Filter this material down to the lines that hold "поручения", copying each one.

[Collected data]
┄┄┄┄┄┄

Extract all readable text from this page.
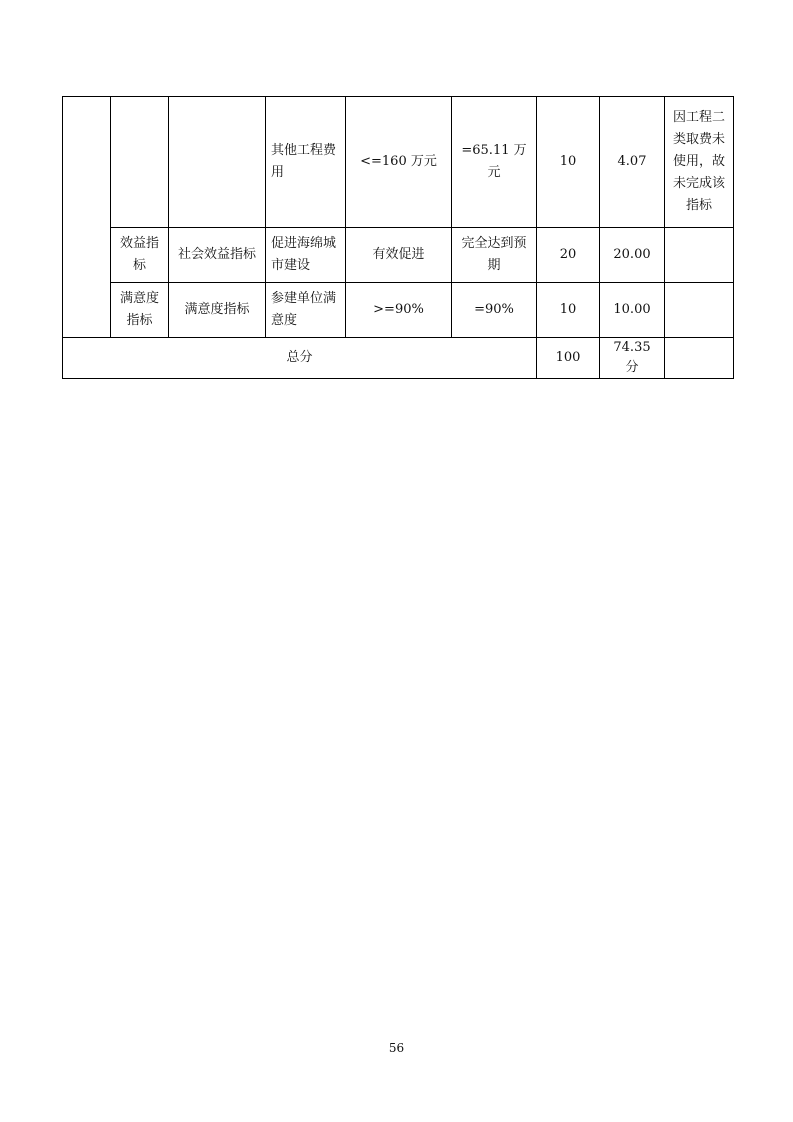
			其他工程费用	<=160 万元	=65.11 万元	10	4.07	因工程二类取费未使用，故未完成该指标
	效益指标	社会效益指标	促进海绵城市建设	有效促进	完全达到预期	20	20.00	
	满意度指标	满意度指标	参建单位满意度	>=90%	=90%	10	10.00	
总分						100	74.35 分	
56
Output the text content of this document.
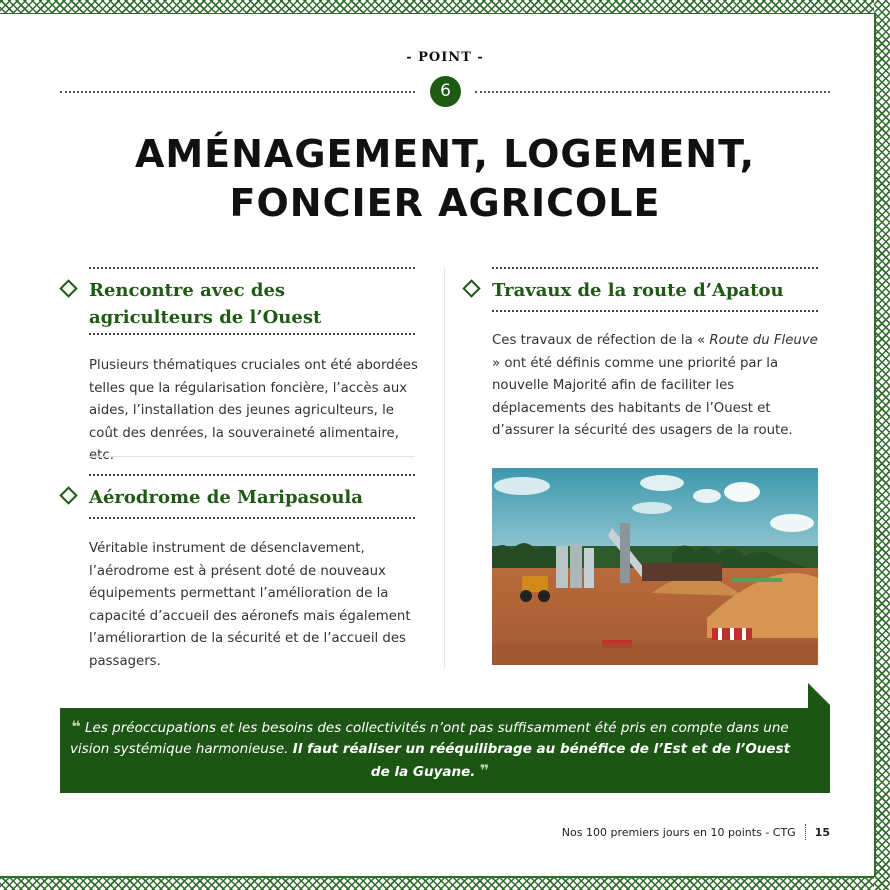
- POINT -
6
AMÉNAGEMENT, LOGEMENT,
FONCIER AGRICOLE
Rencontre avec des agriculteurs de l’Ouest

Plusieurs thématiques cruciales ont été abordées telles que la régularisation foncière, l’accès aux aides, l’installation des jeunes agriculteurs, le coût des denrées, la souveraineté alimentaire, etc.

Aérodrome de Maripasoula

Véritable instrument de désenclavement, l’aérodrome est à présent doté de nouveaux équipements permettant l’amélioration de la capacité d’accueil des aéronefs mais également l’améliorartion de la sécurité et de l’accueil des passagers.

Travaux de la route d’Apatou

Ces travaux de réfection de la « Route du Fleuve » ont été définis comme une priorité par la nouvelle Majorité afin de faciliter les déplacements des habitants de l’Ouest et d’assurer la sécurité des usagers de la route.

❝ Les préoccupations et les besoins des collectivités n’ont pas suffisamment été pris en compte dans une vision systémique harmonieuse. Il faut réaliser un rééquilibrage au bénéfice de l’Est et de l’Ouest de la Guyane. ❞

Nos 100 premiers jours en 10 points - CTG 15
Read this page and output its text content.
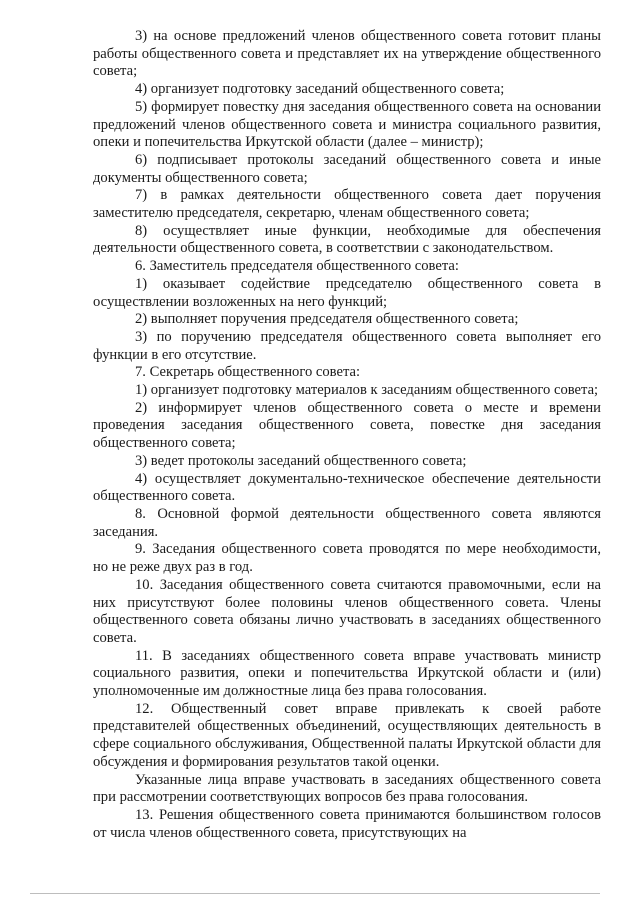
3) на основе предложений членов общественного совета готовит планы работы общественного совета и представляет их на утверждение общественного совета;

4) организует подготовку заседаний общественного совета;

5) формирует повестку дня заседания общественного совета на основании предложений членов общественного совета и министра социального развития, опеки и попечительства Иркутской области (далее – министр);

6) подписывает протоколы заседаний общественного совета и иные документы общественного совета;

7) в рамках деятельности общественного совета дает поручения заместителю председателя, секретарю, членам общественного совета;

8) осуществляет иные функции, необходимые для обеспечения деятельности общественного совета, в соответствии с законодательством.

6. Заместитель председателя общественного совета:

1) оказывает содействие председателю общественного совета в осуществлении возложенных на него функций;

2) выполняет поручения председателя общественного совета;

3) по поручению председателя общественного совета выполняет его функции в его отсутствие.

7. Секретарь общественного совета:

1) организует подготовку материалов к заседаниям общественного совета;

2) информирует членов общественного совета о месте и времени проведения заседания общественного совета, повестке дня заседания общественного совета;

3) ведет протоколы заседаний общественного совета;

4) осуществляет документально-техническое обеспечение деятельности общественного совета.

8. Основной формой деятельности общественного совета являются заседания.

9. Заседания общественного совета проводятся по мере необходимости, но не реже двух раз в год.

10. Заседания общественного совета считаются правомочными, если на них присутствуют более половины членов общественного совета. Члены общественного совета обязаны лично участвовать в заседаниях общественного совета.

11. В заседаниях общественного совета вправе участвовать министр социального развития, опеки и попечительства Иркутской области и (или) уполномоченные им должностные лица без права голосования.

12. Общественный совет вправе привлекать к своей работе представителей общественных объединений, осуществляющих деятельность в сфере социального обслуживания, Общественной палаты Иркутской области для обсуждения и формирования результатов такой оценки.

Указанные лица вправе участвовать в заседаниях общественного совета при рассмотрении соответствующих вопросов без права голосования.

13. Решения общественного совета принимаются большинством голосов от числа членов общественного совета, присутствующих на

┄┄┄┄┄┄

▶ _Solution for this problem_:
7) в рамках деятельности общественного совета дает поручения заместителю председателя, секретарю, членам общественного совета;
2) выполняет поручения председателя общественного совета;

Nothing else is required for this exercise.